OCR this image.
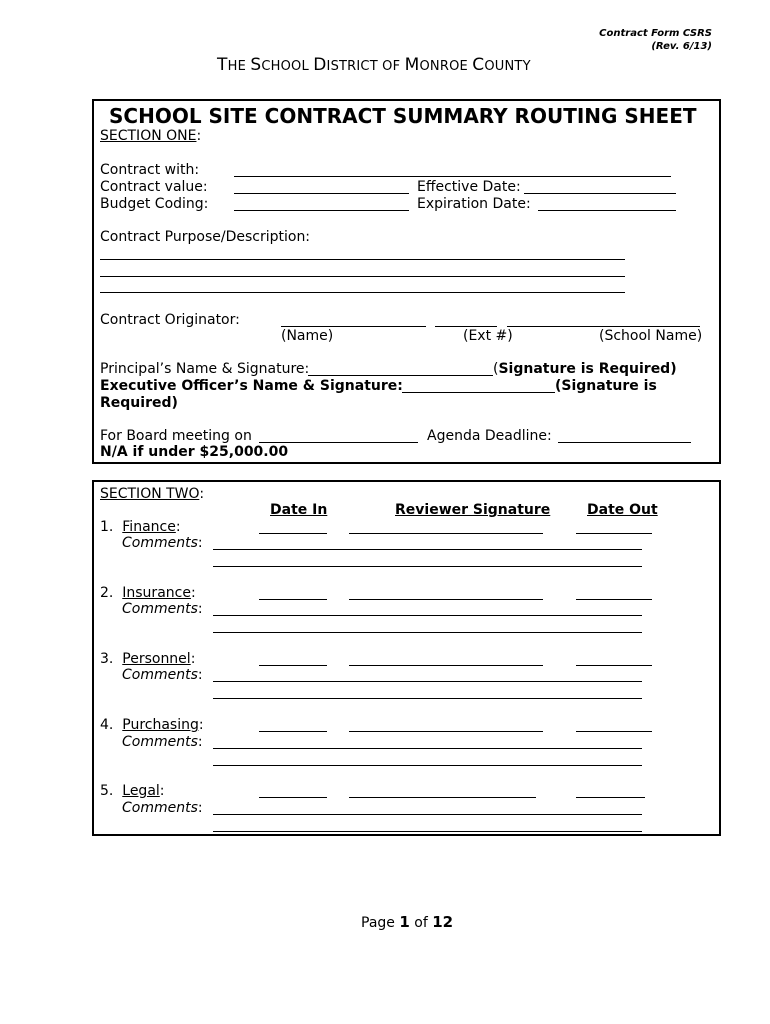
Contract Form CSRS
(Rev. 6/13)
THE SCHOOL DISTRICT OF MONROE COUNTY
SCHOOL SITE CONTRACT SUMMARY ROUTING SHEET
SECTION ONE:
Contract with:
Contract value:	Effective Date:
Budget Coding:	Expiration Date:
Contract Purpose/Description:
Contract Originator:
(Name)	(Ext #)	(School Name)
Principal’s Name & Signature:	(Signature is Required)
Executive Officer’s Name & Signature:	(Signature is
Required)
For Board meeting on	Agenda Deadline:
N/A if under $25,000.00
SECTION TWO:
Date In	Reviewer Signature	Date Out
1. Finance:
Comments:
2. Insurance:
Comments:
3. Personnel:
Comments:
4. Purchasing:
Comments:
5. Legal:
Comments:
Page 1 of 12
□ □ □ □
■ EXERCISE DIRECTIONS: Omitting all images, retype each line of the records precisely.

■ WRITTEN REPLY:
OCR this image.
Contract Form CSRS
(Rev. 6/13)
THE SCHOOL DISTRICT OF MONROE COUNTY
SCHOOL SITE CONTRACT SUMMARY ROUTING SHEET
SECTION ONE:
Contract with:
Contract value:	Effective Date:
Budget Coding:	Expiration Date:
Contract Purpose/Description:
Contract Originator:
(Name)	(Ext #)	(School Name)
Principal’s Name & Signature:	(Signature is Required)
Executive Officer’s Name & Signature:	(Signature is
Required)
For Board meeting on	Agenda Deadline:
N/A if under $25,000.00
SECTION TWO:
Date In	Reviewer Signature	Date Out
1. Finance:
Comments:
2. Insurance:
Comments:
3. Personnel:
Comments:
4. Purchasing:
Comments:
5. Legal:
Comments:
Page 1 of 12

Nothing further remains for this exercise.